### Set exercise
Find the string "Government" in the records. Copy every line it appears in.

[begin Given information]

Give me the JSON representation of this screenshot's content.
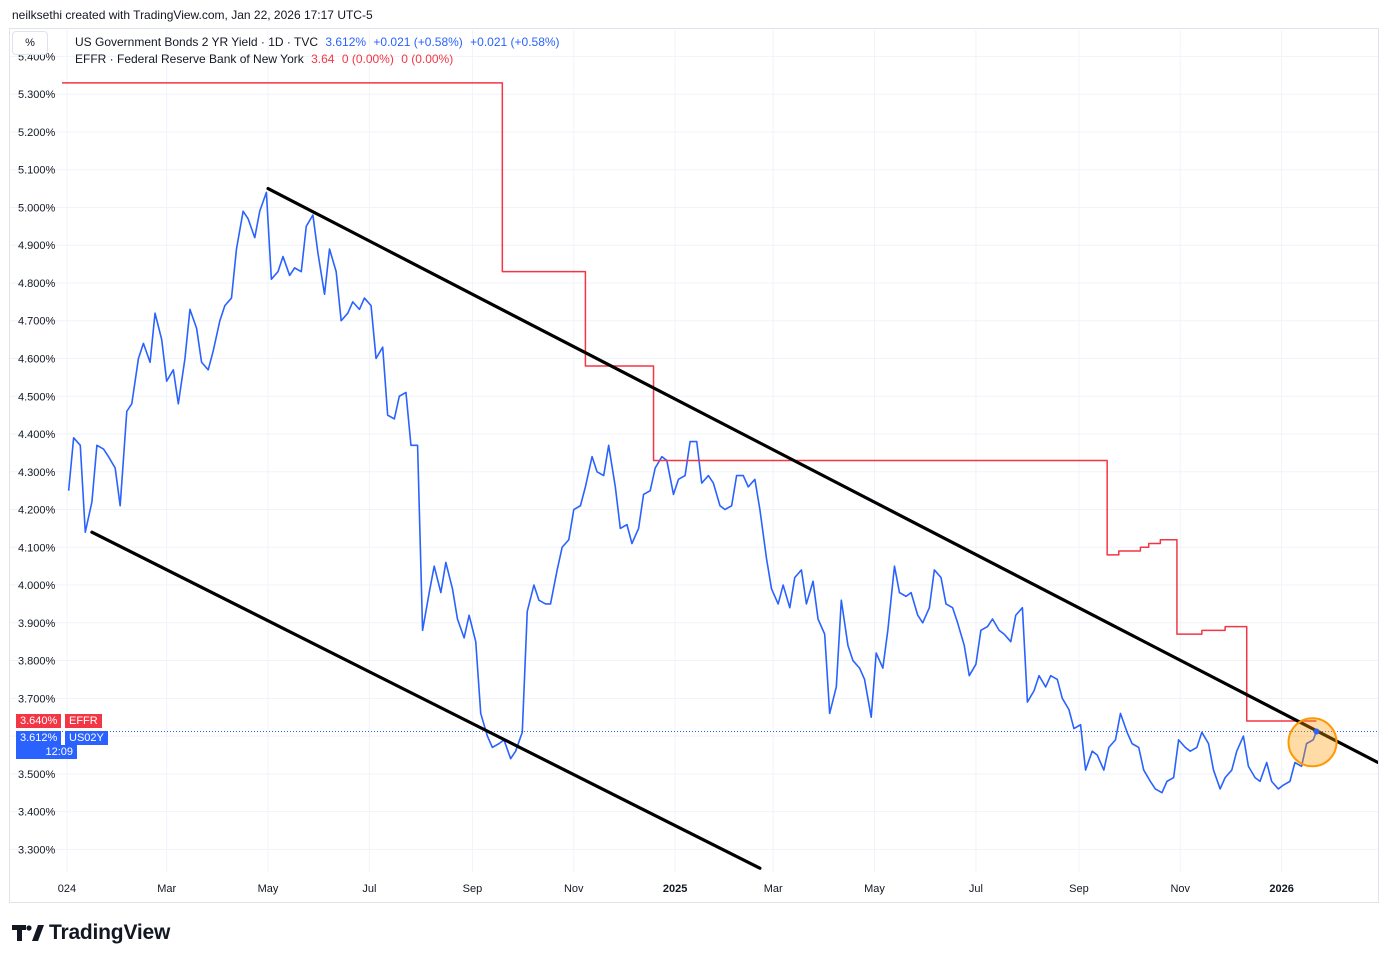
{
  "header": {
    "text": "neilksethi created with TradingView.com, Jan 22, 2026 17:17 UTC-5"
  },
  "toolbar": {
    "scale_button_label": "%"
  },
  "legend": {
    "series1": {
      "name": "US Government Bonds 2 YR Yield · 1D · TVC",
      "value": "3.612%",
      "change1": "+0.021 (+0.58%)",
      "change2": "+0.021 (+0.58%)",
      "color": "#2962ff"
    },
    "series2": {
      "name": "EFFR · Federal Reserve Bank of New York",
      "value": "3.64",
      "change1": "0 (0.00%)",
      "change2": "0 (0.00%)",
      "color": "#f23645"
    }
  },
  "badges": {
    "effr_value": "3.640%",
    "effr_label": "EFFR",
    "us02y_value": "3.612%",
    "us02y_label": "US02Y",
    "us02y_countdown": "12:09"
  },
  "branding": {
    "logo_text": "TradingView"
  },
  "chart_data": {
    "type": "line",
    "y_ticks": [
      "5.400%",
      "5.300%",
      "5.200%",
      "5.100%",
      "5.000%",
      "4.900%",
      "4.800%",
      "4.700%",
      "4.600%",
      "4.500%",
      "4.400%",
      "4.300%",
      "4.200%",
      "4.100%",
      "4.000%",
      "3.900%",
      "3.800%",
      "3.700%",
      "3.600%",
      "3.500%",
      "3.400%",
      "3.300%"
    ],
    "y_tick_values": [
      5.4,
      5.3,
      5.2,
      5.1,
      5.0,
      4.9,
      4.8,
      4.7,
      4.6,
      4.5,
      4.4,
      4.3,
      4.2,
      4.1,
      4.0,
      3.9,
      3.8,
      3.7,
      3.6,
      3.5,
      3.4,
      3.3
    ],
    "x_ticks": [
      {
        "label": "024",
        "date": "2024-01-01"
      },
      {
        "label": "Mar",
        "date": "2024-03-01"
      },
      {
        "label": "May",
        "date": "2024-05-01"
      },
      {
        "label": "Jul",
        "date": "2024-07-01"
      },
      {
        "label": "Sep",
        "date": "2024-09-01"
      },
      {
        "label": "Nov",
        "date": "2024-11-01"
      },
      {
        "label": "2025",
        "date": "2025-01-01",
        "bold": true
      },
      {
        "label": "Mar",
        "date": "2025-03-01"
      },
      {
        "label": "May",
        "date": "2025-05-01"
      },
      {
        "label": "Jul",
        "date": "2025-07-01"
      },
      {
        "label": "Sep",
        "date": "2025-09-01"
      },
      {
        "label": "Nov",
        "date": "2025-11-01"
      },
      {
        "label": "2026",
        "date": "2026-01-01",
        "bold": true
      }
    ],
    "ylim": [
      3.24,
      5.47
    ],
    "xlim": [
      "2023-12-29",
      "2026-02-28"
    ],
    "grid": true,
    "series": [
      {
        "name": "US Government Bonds 2 YR Yield",
        "color": "#2962ff",
        "points": [
          [
            "2024-01-02",
            4.25
          ],
          [
            "2024-01-05",
            4.39
          ],
          [
            "2024-01-09",
            4.37
          ],
          [
            "2024-01-12",
            4.14
          ],
          [
            "2024-01-16",
            4.22
          ],
          [
            "2024-01-19",
            4.37
          ],
          [
            "2024-01-23",
            4.36
          ],
          [
            "2024-01-26",
            4.34
          ],
          [
            "2024-01-30",
            4.31
          ],
          [
            "2024-02-02",
            4.21
          ],
          [
            "2024-02-06",
            4.46
          ],
          [
            "2024-02-09",
            4.48
          ],
          [
            "2024-02-13",
            4.6
          ],
          [
            "2024-02-16",
            4.64
          ],
          [
            "2024-02-20",
            4.59
          ],
          [
            "2024-02-23",
            4.72
          ],
          [
            "2024-02-27",
            4.65
          ],
          [
            "2024-03-01",
            4.54
          ],
          [
            "2024-03-05",
            4.57
          ],
          [
            "2024-03-08",
            4.48
          ],
          [
            "2024-03-12",
            4.6
          ],
          [
            "2024-03-15",
            4.73
          ],
          [
            "2024-03-19",
            4.68
          ],
          [
            "2024-03-22",
            4.59
          ],
          [
            "2024-03-26",
            4.57
          ],
          [
            "2024-03-29",
            4.62
          ],
          [
            "2024-04-02",
            4.7
          ],
          [
            "2024-04-05",
            4.74
          ],
          [
            "2024-04-09",
            4.76
          ],
          [
            "2024-04-12",
            4.89
          ],
          [
            "2024-04-16",
            4.99
          ],
          [
            "2024-04-19",
            4.97
          ],
          [
            "2024-04-23",
            4.92
          ],
          [
            "2024-04-26",
            4.99
          ],
          [
            "2024-04-30",
            5.04
          ],
          [
            "2024-05-03",
            4.81
          ],
          [
            "2024-05-07",
            4.83
          ],
          [
            "2024-05-10",
            4.87
          ],
          [
            "2024-05-14",
            4.82
          ],
          [
            "2024-05-17",
            4.84
          ],
          [
            "2024-05-21",
            4.83
          ],
          [
            "2024-05-24",
            4.95
          ],
          [
            "2024-05-28",
            4.98
          ],
          [
            "2024-05-31",
            4.88
          ],
          [
            "2024-06-04",
            4.77
          ],
          [
            "2024-06-07",
            4.89
          ],
          [
            "2024-06-11",
            4.83
          ],
          [
            "2024-06-14",
            4.7
          ],
          [
            "2024-06-18",
            4.72
          ],
          [
            "2024-06-21",
            4.75
          ],
          [
            "2024-06-25",
            4.73
          ],
          [
            "2024-06-28",
            4.76
          ],
          [
            "2024-07-02",
            4.74
          ],
          [
            "2024-07-05",
            4.6
          ],
          [
            "2024-07-09",
            4.63
          ],
          [
            "2024-07-12",
            4.45
          ],
          [
            "2024-07-16",
            4.44
          ],
          [
            "2024-07-19",
            4.5
          ],
          [
            "2024-07-23",
            4.51
          ],
          [
            "2024-07-26",
            4.37
          ],
          [
            "2024-07-30",
            4.37
          ],
          [
            "2024-08-02",
            3.88
          ],
          [
            "2024-08-06",
            3.98
          ],
          [
            "2024-08-09",
            4.05
          ],
          [
            "2024-08-13",
            3.98
          ],
          [
            "2024-08-16",
            4.06
          ],
          [
            "2024-08-20",
            3.99
          ],
          [
            "2024-08-23",
            3.91
          ],
          [
            "2024-08-27",
            3.86
          ],
          [
            "2024-08-30",
            3.92
          ],
          [
            "2024-09-03",
            3.85
          ],
          [
            "2024-09-06",
            3.66
          ],
          [
            "2024-09-10",
            3.6
          ],
          [
            "2024-09-13",
            3.57
          ],
          [
            "2024-09-17",
            3.58
          ],
          [
            "2024-09-20",
            3.59
          ],
          [
            "2024-09-24",
            3.54
          ],
          [
            "2024-09-27",
            3.56
          ],
          [
            "2024-10-01",
            3.61
          ],
          [
            "2024-10-04",
            3.93
          ],
          [
            "2024-10-08",
            4.0
          ],
          [
            "2024-10-11",
            3.96
          ],
          [
            "2024-10-15",
            3.95
          ],
          [
            "2024-10-18",
            3.95
          ],
          [
            "2024-10-22",
            4.04
          ],
          [
            "2024-10-25",
            4.1
          ],
          [
            "2024-10-29",
            4.12
          ],
          [
            "2024-11-01",
            4.2
          ],
          [
            "2024-11-05",
            4.21
          ],
          [
            "2024-11-08",
            4.26
          ],
          [
            "2024-11-12",
            4.34
          ],
          [
            "2024-11-15",
            4.3
          ],
          [
            "2024-11-19",
            4.29
          ],
          [
            "2024-11-22",
            4.37
          ],
          [
            "2024-11-26",
            4.26
          ],
          [
            "2024-11-29",
            4.15
          ],
          [
            "2024-12-03",
            4.16
          ],
          [
            "2024-12-06",
            4.11
          ],
          [
            "2024-12-10",
            4.15
          ],
          [
            "2024-12-13",
            4.24
          ],
          [
            "2024-12-17",
            4.25
          ],
          [
            "2024-12-20",
            4.31
          ],
          [
            "2024-12-24",
            4.34
          ],
          [
            "2024-12-27",
            4.33
          ],
          [
            "2024-12-31",
            4.24
          ],
          [
            "2025-01-03",
            4.28
          ],
          [
            "2025-01-07",
            4.29
          ],
          [
            "2025-01-10",
            4.38
          ],
          [
            "2025-01-14",
            4.38
          ],
          [
            "2025-01-17",
            4.27
          ],
          [
            "2025-01-21",
            4.29
          ],
          [
            "2025-01-24",
            4.27
          ],
          [
            "2025-01-28",
            4.21
          ],
          [
            "2025-01-31",
            4.2
          ],
          [
            "2025-02-04",
            4.21
          ],
          [
            "2025-02-07",
            4.29
          ],
          [
            "2025-02-11",
            4.29
          ],
          [
            "2025-02-14",
            4.26
          ],
          [
            "2025-02-18",
            4.28
          ],
          [
            "2025-02-21",
            4.2
          ],
          [
            "2025-02-25",
            4.07
          ],
          [
            "2025-02-28",
            3.99
          ],
          [
            "2025-03-04",
            3.95
          ],
          [
            "2025-03-07",
            4.0
          ],
          [
            "2025-03-11",
            3.94
          ],
          [
            "2025-03-14",
            4.02
          ],
          [
            "2025-03-18",
            4.04
          ],
          [
            "2025-03-21",
            3.95
          ],
          [
            "2025-03-25",
            4.01
          ],
          [
            "2025-03-28",
            3.91
          ],
          [
            "2025-04-01",
            3.87
          ],
          [
            "2025-04-04",
            3.66
          ],
          [
            "2025-04-08",
            3.73
          ],
          [
            "2025-04-11",
            3.96
          ],
          [
            "2025-04-15",
            3.84
          ],
          [
            "2025-04-18",
            3.8
          ],
          [
            "2025-04-22",
            3.78
          ],
          [
            "2025-04-25",
            3.75
          ],
          [
            "2025-04-29",
            3.65
          ],
          [
            "2025-05-02",
            3.82
          ],
          [
            "2025-05-06",
            3.78
          ],
          [
            "2025-05-09",
            3.88
          ],
          [
            "2025-05-13",
            4.05
          ],
          [
            "2025-05-16",
            3.98
          ],
          [
            "2025-05-20",
            3.97
          ],
          [
            "2025-05-23",
            3.98
          ],
          [
            "2025-05-27",
            3.92
          ],
          [
            "2025-05-30",
            3.9
          ],
          [
            "2025-06-03",
            3.94
          ],
          [
            "2025-06-06",
            4.04
          ],
          [
            "2025-06-10",
            4.02
          ],
          [
            "2025-06-13",
            3.95
          ],
          [
            "2025-06-17",
            3.94
          ],
          [
            "2025-06-20",
            3.9
          ],
          [
            "2025-06-24",
            3.84
          ],
          [
            "2025-06-27",
            3.76
          ],
          [
            "2025-07-01",
            3.79
          ],
          [
            "2025-07-04",
            3.88
          ],
          [
            "2025-07-08",
            3.89
          ],
          [
            "2025-07-11",
            3.91
          ],
          [
            "2025-07-15",
            3.88
          ],
          [
            "2025-07-18",
            3.87
          ],
          [
            "2025-07-22",
            3.85
          ],
          [
            "2025-07-25",
            3.92
          ],
          [
            "2025-07-29",
            3.94
          ],
          [
            "2025-08-01",
            3.69
          ],
          [
            "2025-08-05",
            3.72
          ],
          [
            "2025-08-08",
            3.76
          ],
          [
            "2025-08-12",
            3.73
          ],
          [
            "2025-08-15",
            3.76
          ],
          [
            "2025-08-19",
            3.75
          ],
          [
            "2025-08-22",
            3.7
          ],
          [
            "2025-08-26",
            3.67
          ],
          [
            "2025-08-29",
            3.62
          ],
          [
            "2025-09-02",
            3.63
          ],
          [
            "2025-09-05",
            3.51
          ],
          [
            "2025-09-09",
            3.56
          ],
          [
            "2025-09-12",
            3.55
          ],
          [
            "2025-09-16",
            3.51
          ],
          [
            "2025-09-19",
            3.57
          ],
          [
            "2025-09-23",
            3.59
          ],
          [
            "2025-09-26",
            3.66
          ],
          [
            "2025-09-30",
            3.61
          ],
          [
            "2025-10-03",
            3.58
          ],
          [
            "2025-10-07",
            3.57
          ],
          [
            "2025-10-10",
            3.51
          ],
          [
            "2025-10-14",
            3.48
          ],
          [
            "2025-10-17",
            3.46
          ],
          [
            "2025-10-21",
            3.45
          ],
          [
            "2025-10-24",
            3.48
          ],
          [
            "2025-10-28",
            3.49
          ],
          [
            "2025-10-31",
            3.59
          ],
          [
            "2025-11-04",
            3.57
          ],
          [
            "2025-11-07",
            3.56
          ],
          [
            "2025-11-11",
            3.57
          ],
          [
            "2025-11-14",
            3.61
          ],
          [
            "2025-11-18",
            3.58
          ],
          [
            "2025-11-21",
            3.51
          ],
          [
            "2025-11-25",
            3.46
          ],
          [
            "2025-11-28",
            3.49
          ],
          [
            "2025-12-02",
            3.51
          ],
          [
            "2025-12-05",
            3.56
          ],
          [
            "2025-12-09",
            3.6
          ],
          [
            "2025-12-12",
            3.52
          ],
          [
            "2025-12-16",
            3.49
          ],
          [
            "2025-12-19",
            3.48
          ],
          [
            "2025-12-23",
            3.53
          ],
          [
            "2025-12-26",
            3.48
          ],
          [
            "2025-12-30",
            3.46
          ],
          [
            "2026-01-02",
            3.47
          ],
          [
            "2026-01-06",
            3.48
          ],
          [
            "2026-01-09",
            3.53
          ],
          [
            "2026-01-13",
            3.52
          ],
          [
            "2026-01-16",
            3.58
          ],
          [
            "2026-01-20",
            3.59
          ],
          [
            "2026-01-22",
            3.612
          ]
        ]
      },
      {
        "name": "EFFR",
        "color": "#f23645",
        "step": true,
        "points": [
          [
            "2023-12-29",
            5.33
          ],
          [
            "2024-09-19",
            4.83
          ],
          [
            "2024-11-08",
            4.58
          ],
          [
            "2024-12-19",
            4.33
          ],
          [
            "2025-09-18",
            4.08
          ],
          [
            "2025-09-25",
            4.09
          ],
          [
            "2025-10-08",
            4.1
          ],
          [
            "2025-10-13",
            4.11
          ],
          [
            "2025-10-20",
            4.12
          ],
          [
            "2025-10-30",
            3.87
          ],
          [
            "2025-11-05",
            3.87
          ],
          [
            "2025-11-14",
            3.88
          ],
          [
            "2025-11-28",
            3.89
          ],
          [
            "2025-12-11",
            3.64
          ],
          [
            "2026-01-22",
            3.64
          ]
        ]
      }
    ],
    "drawings": [
      {
        "type": "trendline",
        "color": "#000000",
        "from": [
          "2024-05-01",
          5.05
        ],
        "to": [
          "2026-02-28",
          3.53
        ]
      },
      {
        "type": "trendline",
        "color": "#000000",
        "from": [
          "2024-01-16",
          4.14
        ],
        "to": [
          "2025-02-21",
          3.25
        ]
      },
      {
        "type": "circle-marker",
        "color": "#ff9800",
        "center": [
          "2026-01-22",
          3.61
        ]
      }
    ]
  }
}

[end Given information]

### Expected answer
      "name": "US Government Bonds 2 YR Yield · 1D · TVC",
        "name": "US Government Bonds 2 YR Yield",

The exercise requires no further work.